● **Records from a dataset**
——————

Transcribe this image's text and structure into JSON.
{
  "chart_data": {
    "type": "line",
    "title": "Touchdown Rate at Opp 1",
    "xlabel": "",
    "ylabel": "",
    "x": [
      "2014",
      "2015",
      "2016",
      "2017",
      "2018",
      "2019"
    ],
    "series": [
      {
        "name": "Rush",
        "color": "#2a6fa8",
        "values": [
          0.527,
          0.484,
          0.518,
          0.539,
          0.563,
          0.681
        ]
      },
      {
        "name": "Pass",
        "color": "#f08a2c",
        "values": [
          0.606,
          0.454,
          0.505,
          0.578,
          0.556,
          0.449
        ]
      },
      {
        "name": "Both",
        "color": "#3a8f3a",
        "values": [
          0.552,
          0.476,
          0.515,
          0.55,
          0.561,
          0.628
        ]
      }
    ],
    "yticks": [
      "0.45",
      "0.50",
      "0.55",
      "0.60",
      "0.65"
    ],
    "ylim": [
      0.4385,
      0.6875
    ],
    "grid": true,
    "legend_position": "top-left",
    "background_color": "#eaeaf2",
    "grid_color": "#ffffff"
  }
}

——————

● **Problem requirements**
Write down every line of the data exactly as it appears above.

● **Answer for this exercise**
Transcribe this image's text and structure into JSON.
{
  "chart_data": {
    "type": "line",
    "title": "Touchdown Rate at Opp 1",
    "xlabel": "",
    "ylabel": "",
    "x": [
      "2014",
      "2015",
      "2016",
      "2017",
      "2018",
      "2019"
    ],
    "series": [
      {
        "name": "Rush",
        "color": "#2a6fa8",
        "values": [
          0.527,
          0.484,
          0.518,
          0.539,
          0.563,
          0.681
        ]
      },
      {
        "name": "Pass",
        "color": "#f08a2c",
        "values": [
          0.606,
          0.454,
          0.505,
          0.578,
          0.556,
          0.449
        ]
      },
      {
        "name": "Both",
        "color": "#3a8f3a",
        "values": [
          0.552,
          0.476,
          0.515,
          0.55,
          0.561,
          0.628
        ]
      }
    ],
    "yticks": [
      "0.45",
      "0.50",
      "0.55",
      "0.60",
      "0.65"
    ],
    "ylim": [
      0.4385,
      0.6875
    ],
    "grid": true,
    "legend_position": "top-left",
    "background_color": "#eaeaf2",
    "grid_color": "#ffffff"
  }
}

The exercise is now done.